Work item: Render this sentence from the page views post into Spanish: "The moral of the story is not to trust one metric."

Page views don't equal engagement

In the work that we do, we end up looking at a lot of web site traffic and reports from firms that monitor traffic of our clients and our competitors. I love this information because it provides feedback from customers in aggregate. However, it never fully tells the whole story. For example, page views...

Page views, as defined by OpenTracker, is each time a visitor views a web page on your site. The more pages a visitor visits, the more page views you have. However, what if your site has poor navigation forcing customers to search every to find the information they are looking for? That can result in a large number of page views.

The moral of the story is not to trust one metric. If one metric seems to lead to a conclusion, verify that conclusion somewhere else. In this case, if page views are high, conduct usability testing on your site or conduct a survey to make sure customer's are truly engaged. - Paul Herring

July 27, 2006

Social Networking: Lessons from Overseas

Business 2.0 has an amazing article on the most popular social network in South Korea, Cyworld. While Cyworld's members are small compared to MySpace, only 18 million compared to MySpace's 93 million, that number amounts to one third of the population of South Korea. One of the things I found most interesting about Cyworld is the primary business model. It's not advertising, like MySpace. Rather, they make the majority of their money off of the sale of "virtual goods." According to the Business 2.0 article, virtual goods sales go something like this:

"If you wanted to decorate your mini-homepage, you could choose from tens of thousands of digital items - homepage skins, background music, pixelated furniture, virtual appliances. But you had to pay for them with "dotori," or acorns, and you had to buy the acorns with real money."

Dataset extract:
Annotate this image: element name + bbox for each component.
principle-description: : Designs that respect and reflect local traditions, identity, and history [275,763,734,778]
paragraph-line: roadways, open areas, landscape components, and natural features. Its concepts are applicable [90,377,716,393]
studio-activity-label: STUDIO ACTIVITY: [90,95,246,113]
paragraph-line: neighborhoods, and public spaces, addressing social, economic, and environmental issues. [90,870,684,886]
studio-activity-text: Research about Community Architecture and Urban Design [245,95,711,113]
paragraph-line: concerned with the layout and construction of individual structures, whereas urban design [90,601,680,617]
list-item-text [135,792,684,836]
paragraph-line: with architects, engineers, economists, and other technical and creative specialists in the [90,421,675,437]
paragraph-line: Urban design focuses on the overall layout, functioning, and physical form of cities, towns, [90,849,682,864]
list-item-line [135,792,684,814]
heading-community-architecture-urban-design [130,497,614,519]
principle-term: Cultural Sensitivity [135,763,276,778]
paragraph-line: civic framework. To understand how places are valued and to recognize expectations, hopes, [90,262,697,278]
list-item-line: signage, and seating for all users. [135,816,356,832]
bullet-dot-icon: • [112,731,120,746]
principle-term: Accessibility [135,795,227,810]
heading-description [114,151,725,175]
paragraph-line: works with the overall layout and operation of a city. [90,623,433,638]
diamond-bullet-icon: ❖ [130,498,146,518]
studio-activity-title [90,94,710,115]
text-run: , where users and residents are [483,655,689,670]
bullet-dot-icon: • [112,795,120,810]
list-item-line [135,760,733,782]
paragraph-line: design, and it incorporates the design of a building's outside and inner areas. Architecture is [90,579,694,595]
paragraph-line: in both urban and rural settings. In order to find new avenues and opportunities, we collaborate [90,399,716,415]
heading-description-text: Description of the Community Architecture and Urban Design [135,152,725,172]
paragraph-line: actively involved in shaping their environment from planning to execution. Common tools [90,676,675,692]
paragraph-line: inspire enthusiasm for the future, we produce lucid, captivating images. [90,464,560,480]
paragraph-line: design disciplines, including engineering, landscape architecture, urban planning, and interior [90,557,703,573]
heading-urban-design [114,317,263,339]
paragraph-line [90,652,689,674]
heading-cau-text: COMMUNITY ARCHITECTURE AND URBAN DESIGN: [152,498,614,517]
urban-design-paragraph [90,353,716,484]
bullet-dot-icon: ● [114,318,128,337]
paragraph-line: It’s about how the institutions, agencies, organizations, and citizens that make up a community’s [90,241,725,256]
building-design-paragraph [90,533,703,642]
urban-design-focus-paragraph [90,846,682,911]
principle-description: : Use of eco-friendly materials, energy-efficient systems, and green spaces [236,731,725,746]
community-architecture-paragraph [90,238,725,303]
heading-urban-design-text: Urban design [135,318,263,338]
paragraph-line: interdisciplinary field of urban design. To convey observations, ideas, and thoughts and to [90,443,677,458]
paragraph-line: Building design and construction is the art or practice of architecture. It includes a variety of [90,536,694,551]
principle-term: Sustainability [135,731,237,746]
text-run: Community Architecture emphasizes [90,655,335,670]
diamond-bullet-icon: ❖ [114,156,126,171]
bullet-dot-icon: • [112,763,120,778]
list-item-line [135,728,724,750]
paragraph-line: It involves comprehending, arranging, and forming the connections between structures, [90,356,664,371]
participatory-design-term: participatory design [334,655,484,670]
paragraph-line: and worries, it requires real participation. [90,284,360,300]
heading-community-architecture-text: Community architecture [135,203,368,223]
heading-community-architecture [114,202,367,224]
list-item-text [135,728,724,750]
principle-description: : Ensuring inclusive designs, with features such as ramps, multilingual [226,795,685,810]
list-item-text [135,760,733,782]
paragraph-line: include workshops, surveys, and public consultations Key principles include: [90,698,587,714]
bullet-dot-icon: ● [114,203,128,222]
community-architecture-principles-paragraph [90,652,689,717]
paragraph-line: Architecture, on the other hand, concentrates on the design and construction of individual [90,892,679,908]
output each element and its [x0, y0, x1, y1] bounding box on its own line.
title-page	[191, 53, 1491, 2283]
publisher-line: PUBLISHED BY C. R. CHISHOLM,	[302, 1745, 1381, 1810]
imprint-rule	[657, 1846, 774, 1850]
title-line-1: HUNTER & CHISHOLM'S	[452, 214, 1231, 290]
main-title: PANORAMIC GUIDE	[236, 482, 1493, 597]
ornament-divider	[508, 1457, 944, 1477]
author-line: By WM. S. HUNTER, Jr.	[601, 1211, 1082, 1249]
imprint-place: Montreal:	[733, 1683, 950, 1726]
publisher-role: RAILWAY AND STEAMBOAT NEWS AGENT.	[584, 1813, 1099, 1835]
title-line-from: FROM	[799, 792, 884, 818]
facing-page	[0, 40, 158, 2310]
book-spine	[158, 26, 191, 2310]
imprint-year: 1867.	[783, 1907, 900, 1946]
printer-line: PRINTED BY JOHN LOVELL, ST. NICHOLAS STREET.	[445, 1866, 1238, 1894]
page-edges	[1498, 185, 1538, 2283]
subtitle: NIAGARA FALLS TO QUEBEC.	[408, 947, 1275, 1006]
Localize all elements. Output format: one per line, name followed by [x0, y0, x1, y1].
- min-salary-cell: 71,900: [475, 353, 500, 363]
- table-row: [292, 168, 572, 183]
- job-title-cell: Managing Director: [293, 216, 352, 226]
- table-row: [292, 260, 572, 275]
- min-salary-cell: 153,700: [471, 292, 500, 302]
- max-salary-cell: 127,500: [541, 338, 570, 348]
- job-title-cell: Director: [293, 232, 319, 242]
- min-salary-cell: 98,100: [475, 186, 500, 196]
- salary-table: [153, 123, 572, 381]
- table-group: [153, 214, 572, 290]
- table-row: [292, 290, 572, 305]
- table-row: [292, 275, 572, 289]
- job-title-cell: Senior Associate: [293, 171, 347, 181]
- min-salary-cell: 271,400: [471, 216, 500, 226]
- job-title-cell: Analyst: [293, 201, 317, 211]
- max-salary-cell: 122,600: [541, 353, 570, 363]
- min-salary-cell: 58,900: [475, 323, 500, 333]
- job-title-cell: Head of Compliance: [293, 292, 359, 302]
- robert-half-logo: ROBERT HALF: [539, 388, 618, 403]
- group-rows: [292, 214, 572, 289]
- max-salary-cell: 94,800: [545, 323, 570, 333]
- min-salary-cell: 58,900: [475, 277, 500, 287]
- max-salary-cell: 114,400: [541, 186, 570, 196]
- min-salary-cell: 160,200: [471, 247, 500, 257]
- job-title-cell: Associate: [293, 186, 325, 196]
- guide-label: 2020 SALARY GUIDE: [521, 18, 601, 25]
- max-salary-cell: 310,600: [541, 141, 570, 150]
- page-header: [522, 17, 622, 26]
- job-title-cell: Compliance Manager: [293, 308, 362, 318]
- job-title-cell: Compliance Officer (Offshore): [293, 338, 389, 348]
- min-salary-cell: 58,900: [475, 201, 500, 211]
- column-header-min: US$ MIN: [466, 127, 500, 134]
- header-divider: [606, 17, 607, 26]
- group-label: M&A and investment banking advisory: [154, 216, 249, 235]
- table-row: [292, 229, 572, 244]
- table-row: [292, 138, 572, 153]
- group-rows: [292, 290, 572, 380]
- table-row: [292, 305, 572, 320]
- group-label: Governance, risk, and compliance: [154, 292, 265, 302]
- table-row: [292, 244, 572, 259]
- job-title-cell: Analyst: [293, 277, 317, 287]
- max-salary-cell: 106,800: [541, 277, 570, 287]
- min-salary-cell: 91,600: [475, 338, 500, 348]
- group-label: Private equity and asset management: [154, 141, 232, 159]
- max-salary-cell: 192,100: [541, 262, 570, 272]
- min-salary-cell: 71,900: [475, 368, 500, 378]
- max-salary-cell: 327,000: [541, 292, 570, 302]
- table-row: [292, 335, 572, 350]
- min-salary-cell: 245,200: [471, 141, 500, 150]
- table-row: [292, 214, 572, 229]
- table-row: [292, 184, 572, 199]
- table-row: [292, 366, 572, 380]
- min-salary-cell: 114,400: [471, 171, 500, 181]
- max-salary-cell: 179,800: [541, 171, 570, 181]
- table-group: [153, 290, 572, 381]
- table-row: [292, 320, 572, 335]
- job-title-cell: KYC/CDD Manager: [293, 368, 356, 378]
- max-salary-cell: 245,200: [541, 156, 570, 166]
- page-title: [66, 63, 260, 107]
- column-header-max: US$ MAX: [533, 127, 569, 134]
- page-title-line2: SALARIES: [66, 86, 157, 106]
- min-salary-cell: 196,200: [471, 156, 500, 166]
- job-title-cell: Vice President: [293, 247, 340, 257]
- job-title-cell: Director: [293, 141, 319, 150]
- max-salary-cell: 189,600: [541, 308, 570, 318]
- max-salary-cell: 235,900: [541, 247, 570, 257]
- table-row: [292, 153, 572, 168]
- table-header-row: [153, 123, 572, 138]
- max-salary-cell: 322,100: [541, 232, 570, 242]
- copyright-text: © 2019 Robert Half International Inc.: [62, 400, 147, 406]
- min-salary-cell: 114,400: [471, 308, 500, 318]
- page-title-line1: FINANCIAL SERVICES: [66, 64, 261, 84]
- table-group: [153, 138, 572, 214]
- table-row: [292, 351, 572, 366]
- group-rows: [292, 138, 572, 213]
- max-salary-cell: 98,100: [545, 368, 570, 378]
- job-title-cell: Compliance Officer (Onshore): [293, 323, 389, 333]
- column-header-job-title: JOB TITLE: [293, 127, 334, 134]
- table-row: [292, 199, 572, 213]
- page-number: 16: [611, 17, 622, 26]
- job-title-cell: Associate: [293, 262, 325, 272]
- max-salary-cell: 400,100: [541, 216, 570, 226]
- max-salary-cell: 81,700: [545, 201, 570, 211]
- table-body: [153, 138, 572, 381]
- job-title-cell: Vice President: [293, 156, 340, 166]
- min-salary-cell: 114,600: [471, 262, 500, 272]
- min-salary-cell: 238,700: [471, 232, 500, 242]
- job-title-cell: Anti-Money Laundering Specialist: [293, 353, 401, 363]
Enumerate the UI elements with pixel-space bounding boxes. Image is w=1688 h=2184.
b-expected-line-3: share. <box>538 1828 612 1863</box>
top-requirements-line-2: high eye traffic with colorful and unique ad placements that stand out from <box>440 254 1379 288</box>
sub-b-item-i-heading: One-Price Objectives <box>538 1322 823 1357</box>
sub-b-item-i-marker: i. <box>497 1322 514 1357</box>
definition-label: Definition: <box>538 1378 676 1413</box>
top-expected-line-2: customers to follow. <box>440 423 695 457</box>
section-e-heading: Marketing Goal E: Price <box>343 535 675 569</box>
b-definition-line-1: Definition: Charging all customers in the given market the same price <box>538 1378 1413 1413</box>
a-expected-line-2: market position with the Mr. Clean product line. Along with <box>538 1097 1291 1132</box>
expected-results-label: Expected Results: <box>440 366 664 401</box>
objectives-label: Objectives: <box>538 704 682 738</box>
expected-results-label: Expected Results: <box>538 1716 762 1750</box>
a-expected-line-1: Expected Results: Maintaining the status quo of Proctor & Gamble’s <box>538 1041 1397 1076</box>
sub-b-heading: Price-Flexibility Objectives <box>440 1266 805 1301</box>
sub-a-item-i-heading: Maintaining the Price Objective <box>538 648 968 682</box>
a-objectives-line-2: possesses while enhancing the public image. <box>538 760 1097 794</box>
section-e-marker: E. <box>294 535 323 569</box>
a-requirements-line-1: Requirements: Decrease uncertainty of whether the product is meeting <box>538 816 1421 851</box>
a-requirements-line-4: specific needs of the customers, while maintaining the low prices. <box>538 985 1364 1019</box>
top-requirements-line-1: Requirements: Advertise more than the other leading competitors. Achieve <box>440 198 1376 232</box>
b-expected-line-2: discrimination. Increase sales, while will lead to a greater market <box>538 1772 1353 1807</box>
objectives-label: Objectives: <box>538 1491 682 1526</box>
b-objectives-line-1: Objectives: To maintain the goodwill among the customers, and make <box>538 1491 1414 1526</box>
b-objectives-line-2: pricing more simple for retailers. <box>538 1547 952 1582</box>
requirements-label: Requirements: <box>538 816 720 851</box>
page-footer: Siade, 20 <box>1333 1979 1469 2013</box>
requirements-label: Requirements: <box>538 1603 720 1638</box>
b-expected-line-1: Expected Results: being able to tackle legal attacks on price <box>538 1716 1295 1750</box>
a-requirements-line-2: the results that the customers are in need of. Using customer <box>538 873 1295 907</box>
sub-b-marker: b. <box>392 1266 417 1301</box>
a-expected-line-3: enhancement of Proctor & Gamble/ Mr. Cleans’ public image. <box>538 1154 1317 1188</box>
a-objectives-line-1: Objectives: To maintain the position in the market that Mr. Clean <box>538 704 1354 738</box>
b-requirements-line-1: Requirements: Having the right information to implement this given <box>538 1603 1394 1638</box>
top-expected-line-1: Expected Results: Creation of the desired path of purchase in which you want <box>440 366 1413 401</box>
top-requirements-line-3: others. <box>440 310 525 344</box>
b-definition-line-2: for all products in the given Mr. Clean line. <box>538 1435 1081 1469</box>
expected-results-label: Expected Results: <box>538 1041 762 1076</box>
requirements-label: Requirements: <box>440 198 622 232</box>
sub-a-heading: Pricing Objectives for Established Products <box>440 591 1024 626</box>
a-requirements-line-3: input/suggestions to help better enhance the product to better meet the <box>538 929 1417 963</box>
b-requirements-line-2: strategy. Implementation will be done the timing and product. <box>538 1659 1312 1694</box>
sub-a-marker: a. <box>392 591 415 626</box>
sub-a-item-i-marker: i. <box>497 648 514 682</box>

Result for this task: La moraleja de la historia es no confiar en una sola métrica.